### EXERCISE DATA
-- BEGIN --

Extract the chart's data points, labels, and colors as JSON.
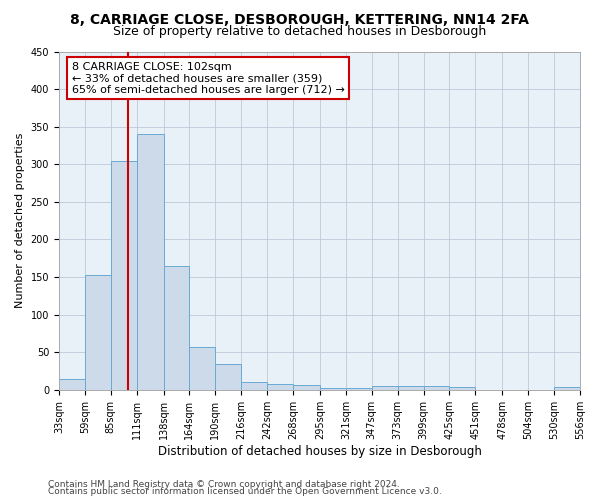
{
  "title": "8, CARRIAGE CLOSE, DESBOROUGH, KETTERING, NN14 2FA",
  "subtitle": "Size of property relative to detached houses in Desborough",
  "xlabel": "Distribution of detached houses by size in Desborough",
  "ylabel": "Number of detached properties",
  "bar_color": "#ccdaea",
  "bar_edge_color": "#6aaad4",
  "background_color": "#ffffff",
  "plot_bg_color": "#e8f0f8",
  "grid_color": "#c0c8d8",
  "bin_edges": [
    33,
    59,
    85,
    111,
    138,
    164,
    190,
    216,
    242,
    268,
    295,
    321,
    347,
    373,
    399,
    425,
    451,
    478,
    504,
    530,
    556
  ],
  "bar_heights": [
    15,
    153,
    305,
    340,
    165,
    57,
    35,
    10,
    8,
    6,
    3,
    2,
    5,
    5,
    5,
    4,
    0,
    0,
    0,
    4
  ],
  "property_size": 102,
  "vline_color": "#cc0000",
  "annot_line1": "8 CARRIAGE CLOSE: 102sqm",
  "annot_line2": "← 33% of detached houses are smaller (359)",
  "annot_line3": "65% of semi-detached houses are larger (712) →",
  "annotation_box_color": "#ffffff",
  "annotation_border_color": "#cc0000",
  "ylim": [
    0,
    450
  ],
  "yticks": [
    0,
    50,
    100,
    150,
    200,
    250,
    300,
    350,
    400,
    450
  ],
  "footnote1": "Contains HM Land Registry data © Crown copyright and database right 2024.",
  "footnote2": "Contains public sector information licensed under the Open Government Licence v3.0.",
  "title_fontsize": 10,
  "subtitle_fontsize": 9,
  "xlabel_fontsize": 8.5,
  "ylabel_fontsize": 8,
  "tick_fontsize": 7,
  "annot_fontsize": 8,
  "footnote_fontsize": 6.5
}
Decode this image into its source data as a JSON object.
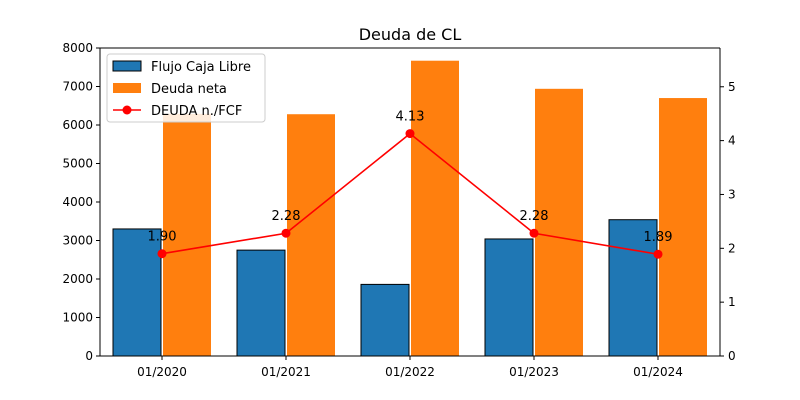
{
  "chart_data": {
    "type": "bar",
    "title": "Deuda de CL",
    "xlabel": "",
    "ylabel_left": "",
    "ylabel_right": "",
    "categories": [
      "01/2020",
      "01/2021",
      "01/2022",
      "01/2023",
      "01/2024"
    ],
    "series": [
      {
        "name": "Flujo Caja Libre",
        "type": "bar",
        "axis": "left",
        "color": "#1f77b4",
        "values": [
          3300,
          2750,
          1860,
          3040,
          3540
        ]
      },
      {
        "name": "Deuda neta",
        "type": "bar",
        "axis": "left",
        "color": "#ff7f0e",
        "values": [
          6290,
          6280,
          7670,
          6940,
          6700
        ]
      },
      {
        "name": "DEUDA n./FCF",
        "type": "line",
        "axis": "right",
        "color": "#ff0000",
        "values": [
          1.9,
          2.28,
          4.13,
          2.28,
          1.89
        ],
        "labels": [
          "1.90",
          "2.28",
          "4.13",
          "2.28",
          "1.89"
        ]
      }
    ],
    "ylim_left": [
      0,
      8000
    ],
    "yticks_left": [
      "0",
      "1000",
      "2000",
      "3000",
      "4000",
      "5000",
      "6000",
      "7000",
      "8000"
    ],
    "ylim_right": [
      0,
      5.72
    ],
    "yticks_right": [
      "0",
      "1",
      "2",
      "3",
      "4",
      "5"
    ],
    "grid": false,
    "legend_position": "upper-left"
  }
}
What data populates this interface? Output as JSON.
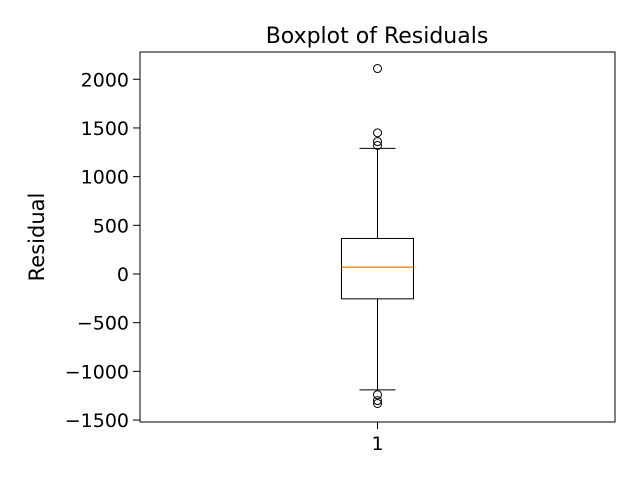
{
  "chart_data": {
    "type": "box",
    "title": "Boxplot of Residuals",
    "xlabel": "",
    "ylabel": "Residual",
    "ylim": [
      -1520,
      2280
    ],
    "yticks": [
      2000,
      1500,
      1000,
      500,
      0,
      -500,
      -1000,
      -1500
    ],
    "ytick_labels": [
      "2000",
      "1500",
      "1000",
      "500",
      "0",
      "−500",
      "−1000",
      "−1500"
    ],
    "categories": [
      "1"
    ],
    "boxes": [
      {
        "category": "1",
        "whisker_low": -1190,
        "q1": -255,
        "median": 70,
        "q3": 365,
        "whisker_high": 1290,
        "outliers_high": [
          2110,
          1450,
          1360,
          1320
        ],
        "outliers_low": [
          -1240,
          -1300,
          -1330
        ]
      }
    ],
    "colors": {
      "box": "#000000",
      "median": "#ff7f0e",
      "axes": "#000000",
      "background": "#ffffff"
    },
    "grid": false,
    "legend": "none"
  }
}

-- END --

### WHAT TO PRODUCE
Copy every line of the data word for word, omitting the images.

### WRITTEN RESPONSE
Extract the chart's data points, labels, and colors as JSON.
{
  "title": "8, CARRIAGE CLOSE, DESBOROUGH, KETTERING, NN14 2FA",
  "subtitle": "Size of property relative to detached houses in Desborough",
  "xlabel": "Distribution of detached houses by size in Desborough",
  "ylabel": "Number of detached properties",
  "bar_color": "#ccdaea",
  "bar_edge_color": "#6aaad4",
  "background_color": "#ffffff",
  "plot_bg_color": "#e8f0f8",
  "grid_color": "#c0c8d8",
  "bin_edges": [
    33,
    59,
    85,
    111,
    138,
    164,
    190,
    216,
    242,
    268,
    295,
    321,
    347,
    373,
    399,
    425,
    451,
    478,
    504,
    530,
    556
  ],
  "bar_heights": [
    15,
    153,
    305,
    340,
    165,
    57,
    35,
    10,
    8,
    6,
    3,
    2,
    5,
    5,
    5,
    4,
    0,
    0,
    0,
    4
  ],
  "property_size": 102,
  "vline_color": "#cc0000",
  "annot_line1": "8 CARRIAGE CLOSE: 102sqm",
  "annot_line2": "← 33% of detached houses are smaller (359)",
  "annot_line3": "65% of semi-detached houses are larger (712) →",
  "annotation_box_color": "#ffffff",
  "annotation_border_color": "#cc0000",
  "ylim": [
    0,
    450
  ],
  "yticks": [
    0,
    50,
    100,
    150,
    200,
    250,
    300,
    350,
    400,
    450
  ],
  "footnote1": "Contains HM Land Registry data © Crown copyright and database right 2024.",
  "footnote2": "Contains public sector information licensed under the Open Government Licence v3.0.",
  "title_fontsize": 10,
  "subtitle_fontsize": 9,
  "xlabel_fontsize": 8.5,
  "ylabel_fontsize": 8,
  "tick_fontsize": 7,
  "annot_fontsize": 8,
  "footnote_fontsize": 6.5
}
Decode this image into its source data as a JSON object.
{
  "chart_data": {
    "type": "bar",
    "title": "Deuda de CL",
    "xlabel": "",
    "ylabel_left": "",
    "ylabel_right": "",
    "categories": [
      "01/2020",
      "01/2021",
      "01/2022",
      "01/2023",
      "01/2024"
    ],
    "series": [
      {
        "name": "Flujo Caja Libre",
        "type": "bar",
        "axis": "left",
        "color": "#1f77b4",
        "values": [
          3300,
          2750,
          1860,
          3040,
          3540
        ]
      },
      {
        "name": "Deuda neta",
        "type": "bar",
        "axis": "left",
        "color": "#ff7f0e",
        "values": [
          6290,
          6280,
          7670,
          6940,
          6700
        ]
      },
      {
        "name": "DEUDA n./FCF",
        "type": "line",
        "axis": "right",
        "color": "#ff0000",
        "values": [
          1.9,
          2.28,
          4.13,
          2.28,
          1.89
        ],
        "labels": [
          "1.90",
          "2.28",
          "4.13",
          "2.28",
          "1.89"
        ]
      }
    ],
    "ylim_left": [
      0,
      8000
    ],
    "yticks_left": [
      "0",
      "1000",
      "2000",
      "3000",
      "4000",
      "5000",
      "6000",
      "7000",
      "8000"
    ],
    "ylim_right": [
      0,
      5.72
    ],
    "yticks_right": [
      "0",
      "1",
      "2",
      "3",
      "4",
      "5"
    ],
    "grid": false,
    "legend_position": "upper-left"
  }
}
What data populates this interface? Output as JSON.
{
  "chart_data": {
    "type": "box",
    "title": "Boxplot of Residuals",
    "xlabel": "",
    "ylabel": "Residual",
    "ylim": [
      -1520,
      2280
    ],
    "yticks": [
      2000,
      1500,
      1000,
      500,
      0,
      -500,
      -1000,
      -1500
    ],
    "ytick_labels": [
      "2000",
      "1500",
      "1000",
      "500",
      "0",
      "−500",
      "−1000",
      "−1500"
    ],
    "categories": [
      "1"
    ],
    "boxes": [
      {
        "category": "1",
        "whisker_low": -1190,
        "q1": -255,
        "median": 70,
        "q3": 365,
        "whisker_high": 1290,
        "outliers_high": [
          2110,
          1450,
          1360,
          1320
        ],
        "outliers_low": [
          -1240,
          -1300,
          -1330
        ]
      }
    ],
    "colors": {
      "box": "#000000",
      "median": "#ff7f0e",
      "axes": "#000000",
      "background": "#ffffff"
    },
    "grid": false,
    "legend": "none"
  }
}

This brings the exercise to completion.